- [YOUR TASK]
The records below must be transcribed exactly. Do not include the pictures.

- [STORED RECORDS]

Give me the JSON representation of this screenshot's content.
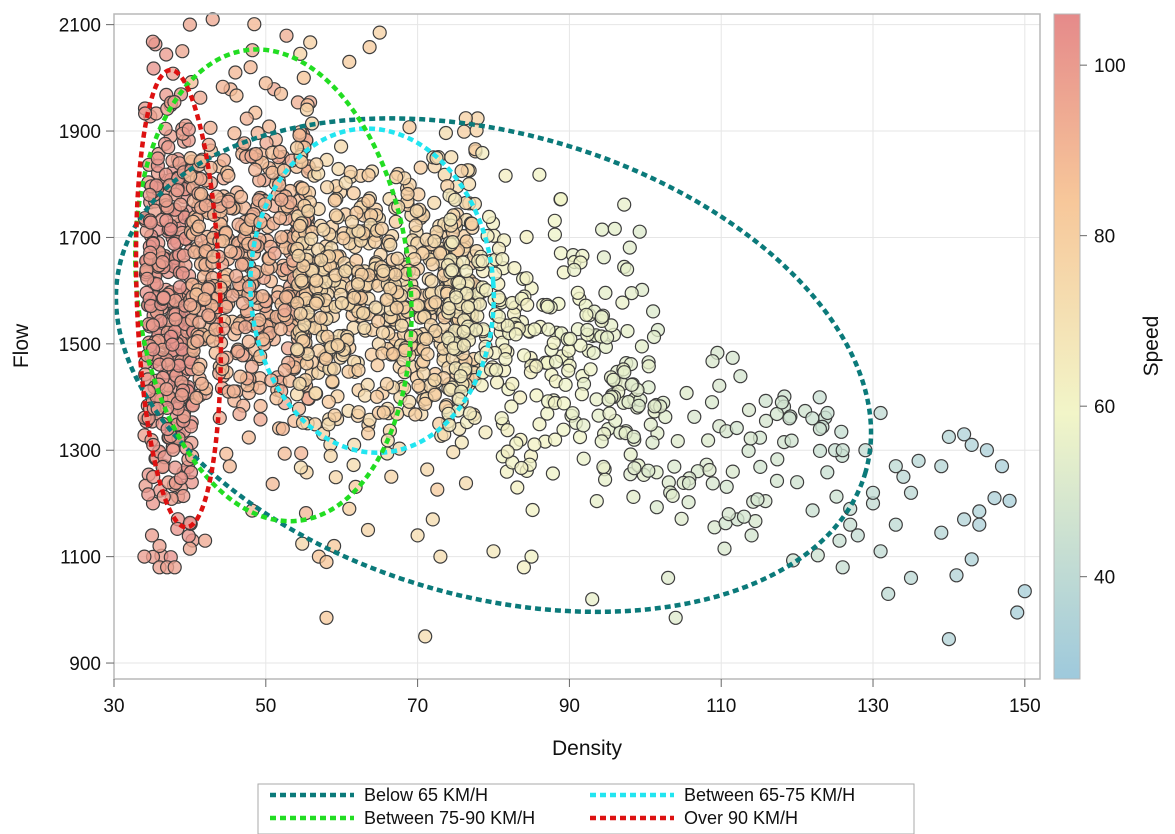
{
  "chart_data": {
    "type": "scatter",
    "xlabel": "Density",
    "ylabel": "Flow",
    "colorbar_label": "Speed",
    "xlim": [
      30,
      152
    ],
    "ylim": [
      870,
      2120
    ],
    "x_ticks": [
      "30",
      "50",
      "70",
      "90",
      "110",
      "130",
      "150"
    ],
    "y_ticks": [
      "900",
      "1100",
      "1300",
      "1500",
      "1700",
      "1900",
      "2100"
    ],
    "colorbar_ticks": [
      "40",
      "60",
      "80",
      "100"
    ],
    "colorbar_range": [
      28,
      106
    ],
    "colorscale": [
      "#9ec9dc",
      "#f2f5c8",
      "#f7c79a",
      "#e58a8a"
    ],
    "grid": true,
    "legend_position": "bottom",
    "ellipses": [
      {
        "name": "Below 65 KM/H",
        "color": "#0b7a7a",
        "cx": 80,
        "cy": 1460,
        "rx": 51,
        "ry": 435,
        "angle": -16
      },
      {
        "name": "Between 65-75 KM/H",
        "color": "#22e5f0",
        "cx": 64,
        "cy": 1600,
        "rx": 16,
        "ry": 305,
        "angle": 4
      },
      {
        "name": "Between 75-90 KM/H",
        "color": "#22dd22",
        "cx": 51,
        "cy": 1610,
        "rx": 18,
        "ry": 445,
        "angle": 6
      },
      {
        "name": "Over 90 KM/H",
        "color": "#dd1111",
        "cx": 38.5,
        "cy": 1585,
        "rx": 5.5,
        "ry": 430,
        "angle": 2
      }
    ],
    "points": [
      {
        "x": 36,
        "y": 1080,
        "s": 98
      },
      {
        "x": 37,
        "y": 1080,
        "s": 98
      },
      {
        "x": 38,
        "y": 1080,
        "s": 97
      },
      {
        "x": 34,
        "y": 1100,
        "s": 99
      },
      {
        "x": 35,
        "y": 1140,
        "s": 99
      },
      {
        "x": 36,
        "y": 1120,
        "s": 98
      },
      {
        "x": 40,
        "y": 2100,
        "s": 96
      },
      {
        "x": 43,
        "y": 2110,
        "s": 95
      },
      {
        "x": 39,
        "y": 2050,
        "s": 96
      },
      {
        "x": 42,
        "y": 1130,
        "s": 95
      },
      {
        "x": 40,
        "y": 1115,
        "s": 96
      },
      {
        "x": 46,
        "y": 2010,
        "s": 90
      },
      {
        "x": 48,
        "y": 2020,
        "s": 89
      },
      {
        "x": 50,
        "y": 1990,
        "s": 88
      },
      {
        "x": 52,
        "y": 1970,
        "s": 87
      },
      {
        "x": 55,
        "y": 2000,
        "s": 85
      },
      {
        "x": 57,
        "y": 1100,
        "s": 84
      },
      {
        "x": 58,
        "y": 1090,
        "s": 84
      },
      {
        "x": 59,
        "y": 1120,
        "s": 83
      },
      {
        "x": 58,
        "y": 985,
        "s": 82
      },
      {
        "x": 61,
        "y": 2030,
        "s": 81
      },
      {
        "x": 65,
        "y": 2085,
        "s": 78
      },
      {
        "x": 61,
        "y": 1190,
        "s": 80
      },
      {
        "x": 71,
        "y": 950,
        "s": 73
      },
      {
        "x": 70,
        "y": 1140,
        "s": 73
      },
      {
        "x": 72,
        "y": 1170,
        "s": 72
      },
      {
        "x": 73,
        "y": 1100,
        "s": 72
      },
      {
        "x": 80,
        "y": 1110,
        "s": 66
      },
      {
        "x": 84,
        "y": 1080,
        "s": 62
      },
      {
        "x": 85,
        "y": 1100,
        "s": 61
      },
      {
        "x": 93,
        "y": 1020,
        "s": 56
      },
      {
        "x": 103,
        "y": 1060,
        "s": 52
      },
      {
        "x": 104,
        "y": 985,
        "s": 52
      },
      {
        "x": 111,
        "y": 1180,
        "s": 49
      },
      {
        "x": 113,
        "y": 1175,
        "s": 48
      },
      {
        "x": 114,
        "y": 1140,
        "s": 48
      },
      {
        "x": 118,
        "y": 1390,
        "s": 47
      },
      {
        "x": 119,
        "y": 1360,
        "s": 46
      },
      {
        "x": 120,
        "y": 1240,
        "s": 46
      },
      {
        "x": 122,
        "y": 1360,
        "s": 45
      },
      {
        "x": 123,
        "y": 1340,
        "s": 45
      },
      {
        "x": 124,
        "y": 1370,
        "s": 44
      },
      {
        "x": 125,
        "y": 1300,
        "s": 44
      },
      {
        "x": 126,
        "y": 1300,
        "s": 44
      },
      {
        "x": 126,
        "y": 1080,
        "s": 43
      },
      {
        "x": 127,
        "y": 1160,
        "s": 43
      },
      {
        "x": 127,
        "y": 1190,
        "s": 43
      },
      {
        "x": 128,
        "y": 1140,
        "s": 42
      },
      {
        "x": 129,
        "y": 1300,
        "s": 42
      },
      {
        "x": 130,
        "y": 1200,
        "s": 42
      },
      {
        "x": 130,
        "y": 1220,
        "s": 41
      },
      {
        "x": 131,
        "y": 1370,
        "s": 41
      },
      {
        "x": 131,
        "y": 1110,
        "s": 41
      },
      {
        "x": 132,
        "y": 1030,
        "s": 40
      },
      {
        "x": 133,
        "y": 1160,
        "s": 40
      },
      {
        "x": 133,
        "y": 1270,
        "s": 40
      },
      {
        "x": 134,
        "y": 1250,
        "s": 39
      },
      {
        "x": 135,
        "y": 1220,
        "s": 39
      },
      {
        "x": 135,
        "y": 1060,
        "s": 39
      },
      {
        "x": 136,
        "y": 1280,
        "s": 38
      },
      {
        "x": 139,
        "y": 1145,
        "s": 37
      },
      {
        "x": 139,
        "y": 1270,
        "s": 37
      },
      {
        "x": 140,
        "y": 1325,
        "s": 37
      },
      {
        "x": 140,
        "y": 945,
        "s": 36
      },
      {
        "x": 141,
        "y": 1065,
        "s": 36
      },
      {
        "x": 142,
        "y": 1170,
        "s": 36
      },
      {
        "x": 142,
        "y": 1330,
        "s": 35
      },
      {
        "x": 143,
        "y": 1310,
        "s": 35
      },
      {
        "x": 143,
        "y": 1095,
        "s": 35
      },
      {
        "x": 144,
        "y": 1185,
        "s": 35
      },
      {
        "x": 144,
        "y": 1160,
        "s": 34
      },
      {
        "x": 145,
        "y": 1300,
        "s": 34
      },
      {
        "x": 146,
        "y": 1210,
        "s": 34
      },
      {
        "x": 147,
        "y": 1270,
        "s": 33
      },
      {
        "x": 148,
        "y": 1205,
        "s": 33
      },
      {
        "x": 149,
        "y": 995,
        "s": 32
      },
      {
        "x": 150,
        "y": 1035,
        "s": 32
      }
    ],
    "cluster_point_count": 1900,
    "cluster_description_note": ""
  },
  "legend": {
    "items": [
      {
        "label": "Below 65 KM/H",
        "color": "#0b7a7a"
      },
      {
        "label": "Between 65-75 KM/H",
        "color": "#22e5f0"
      },
      {
        "label": "Between 75-90 KM/H",
        "color": "#22dd22"
      },
      {
        "label": "Over 90 KM/H",
        "color": "#dd1111"
      }
    ]
  }
}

- [RESPONSE FOR THIS EXERCISE]
Give me the JSON representation of this screenshot's content.
{
  "chart_data": {
    "type": "scatter",
    "xlabel": "Density",
    "ylabel": "Flow",
    "colorbar_label": "Speed",
    "xlim": [
      30,
      152
    ],
    "ylim": [
      870,
      2120
    ],
    "x_ticks": [
      "30",
      "50",
      "70",
      "90",
      "110",
      "130",
      "150"
    ],
    "y_ticks": [
      "900",
      "1100",
      "1300",
      "1500",
      "1700",
      "1900",
      "2100"
    ],
    "colorbar_ticks": [
      "40",
      "60",
      "80",
      "100"
    ],
    "colorbar_range": [
      28,
      106
    ],
    "colorscale": [
      "#9ec9dc",
      "#f2f5c8",
      "#f7c79a",
      "#e58a8a"
    ],
    "grid": true,
    "legend_position": "bottom",
    "ellipses": [
      {
        "name": "Below 65 KM/H",
        "color": "#0b7a7a",
        "cx": 80,
        "cy": 1460,
        "rx": 51,
        "ry": 435,
        "angle": -16
      },
      {
        "name": "Between 65-75 KM/H",
        "color": "#22e5f0",
        "cx": 64,
        "cy": 1600,
        "rx": 16,
        "ry": 305,
        "angle": 4
      },
      {
        "name": "Between 75-90 KM/H",
        "color": "#22dd22",
        "cx": 51,
        "cy": 1610,
        "rx": 18,
        "ry": 445,
        "angle": 6
      },
      {
        "name": "Over 90 KM/H",
        "color": "#dd1111",
        "cx": 38.5,
        "cy": 1585,
        "rx": 5.5,
        "ry": 430,
        "angle": 2
      }
    ],
    "points": [
      {
        "x": 36,
        "y": 1080,
        "s": 98
      },
      {
        "x": 37,
        "y": 1080,
        "s": 98
      },
      {
        "x": 38,
        "y": 1080,
        "s": 97
      },
      {
        "x": 34,
        "y": 1100,
        "s": 99
      },
      {
        "x": 35,
        "y": 1140,
        "s": 99
      },
      {
        "x": 36,
        "y": 1120,
        "s": 98
      },
      {
        "x": 40,
        "y": 2100,
        "s": 96
      },
      {
        "x": 43,
        "y": 2110,
        "s": 95
      },
      {
        "x": 39,
        "y": 2050,
        "s": 96
      },
      {
        "x": 42,
        "y": 1130,
        "s": 95
      },
      {
        "x": 40,
        "y": 1115,
        "s": 96
      },
      {
        "x": 46,
        "y": 2010,
        "s": 90
      },
      {
        "x": 48,
        "y": 2020,
        "s": 89
      },
      {
        "x": 50,
        "y": 1990,
        "s": 88
      },
      {
        "x": 52,
        "y": 1970,
        "s": 87
      },
      {
        "x": 55,
        "y": 2000,
        "s": 85
      },
      {
        "x": 57,
        "y": 1100,
        "s": 84
      },
      {
        "x": 58,
        "y": 1090,
        "s": 84
      },
      {
        "x": 59,
        "y": 1120,
        "s": 83
      },
      {
        "x": 58,
        "y": 985,
        "s": 82
      },
      {
        "x": 61,
        "y": 2030,
        "s": 81
      },
      {
        "x": 65,
        "y": 2085,
        "s": 78
      },
      {
        "x": 61,
        "y": 1190,
        "s": 80
      },
      {
        "x": 71,
        "y": 950,
        "s": 73
      },
      {
        "x": 70,
        "y": 1140,
        "s": 73
      },
      {
        "x": 72,
        "y": 1170,
        "s": 72
      },
      {
        "x": 73,
        "y": 1100,
        "s": 72
      },
      {
        "x": 80,
        "y": 1110,
        "s": 66
      },
      {
        "x": 84,
        "y": 1080,
        "s": 62
      },
      {
        "x": 85,
        "y": 1100,
        "s": 61
      },
      {
        "x": 93,
        "y": 1020,
        "s": 56
      },
      {
        "x": 103,
        "y": 1060,
        "s": 52
      },
      {
        "x": 104,
        "y": 985,
        "s": 52
      },
      {
        "x": 111,
        "y": 1180,
        "s": 49
      },
      {
        "x": 113,
        "y": 1175,
        "s": 48
      },
      {
        "x": 114,
        "y": 1140,
        "s": 48
      },
      {
        "x": 118,
        "y": 1390,
        "s": 47
      },
      {
        "x": 119,
        "y": 1360,
        "s": 46
      },
      {
        "x": 120,
        "y": 1240,
        "s": 46
      },
      {
        "x": 122,
        "y": 1360,
        "s": 45
      },
      {
        "x": 123,
        "y": 1340,
        "s": 45
      },
      {
        "x": 124,
        "y": 1370,
        "s": 44
      },
      {
        "x": 125,
        "y": 1300,
        "s": 44
      },
      {
        "x": 126,
        "y": 1300,
        "s": 44
      },
      {
        "x": 126,
        "y": 1080,
        "s": 43
      },
      {
        "x": 127,
        "y": 1160,
        "s": 43
      },
      {
        "x": 127,
        "y": 1190,
        "s": 43
      },
      {
        "x": 128,
        "y": 1140,
        "s": 42
      },
      {
        "x": 129,
        "y": 1300,
        "s": 42
      },
      {
        "x": 130,
        "y": 1200,
        "s": 42
      },
      {
        "x": 130,
        "y": 1220,
        "s": 41
      },
      {
        "x": 131,
        "y": 1370,
        "s": 41
      },
      {
        "x": 131,
        "y": 1110,
        "s": 41
      },
      {
        "x": 132,
        "y": 1030,
        "s": 40
      },
      {
        "x": 133,
        "y": 1160,
        "s": 40
      },
      {
        "x": 133,
        "y": 1270,
        "s": 40
      },
      {
        "x": 134,
        "y": 1250,
        "s": 39
      },
      {
        "x": 135,
        "y": 1220,
        "s": 39
      },
      {
        "x": 135,
        "y": 1060,
        "s": 39
      },
      {
        "x": 136,
        "y": 1280,
        "s": 38
      },
      {
        "x": 139,
        "y": 1145,
        "s": 37
      },
      {
        "x": 139,
        "y": 1270,
        "s": 37
      },
      {
        "x": 140,
        "y": 1325,
        "s": 37
      },
      {
        "x": 140,
        "y": 945,
        "s": 36
      },
      {
        "x": 141,
        "y": 1065,
        "s": 36
      },
      {
        "x": 142,
        "y": 1170,
        "s": 36
      },
      {
        "x": 142,
        "y": 1330,
        "s": 35
      },
      {
        "x": 143,
        "y": 1310,
        "s": 35
      },
      {
        "x": 143,
        "y": 1095,
        "s": 35
      },
      {
        "x": 144,
        "y": 1185,
        "s": 35
      },
      {
        "x": 144,
        "y": 1160,
        "s": 34
      },
      {
        "x": 145,
        "y": 1300,
        "s": 34
      },
      {
        "x": 146,
        "y": 1210,
        "s": 34
      },
      {
        "x": 147,
        "y": 1270,
        "s": 33
      },
      {
        "x": 148,
        "y": 1205,
        "s": 33
      },
      {
        "x": 149,
        "y": 995,
        "s": 32
      },
      {
        "x": 150,
        "y": 1035,
        "s": 32
      }
    ],
    "cluster_point_count": 1900,
    "cluster_description_note": ""
  },
  "legend": {
    "items": [
      {
        "label": "Below 65 KM/H",
        "color": "#0b7a7a"
      },
      {
        "label": "Between 65-75 KM/H",
        "color": "#22e5f0"
      },
      {
        "label": "Between 75-90 KM/H",
        "color": "#22dd22"
      },
      {
        "label": "Over 90 KM/H",
        "color": "#dd1111"
      }
    ]
  }
}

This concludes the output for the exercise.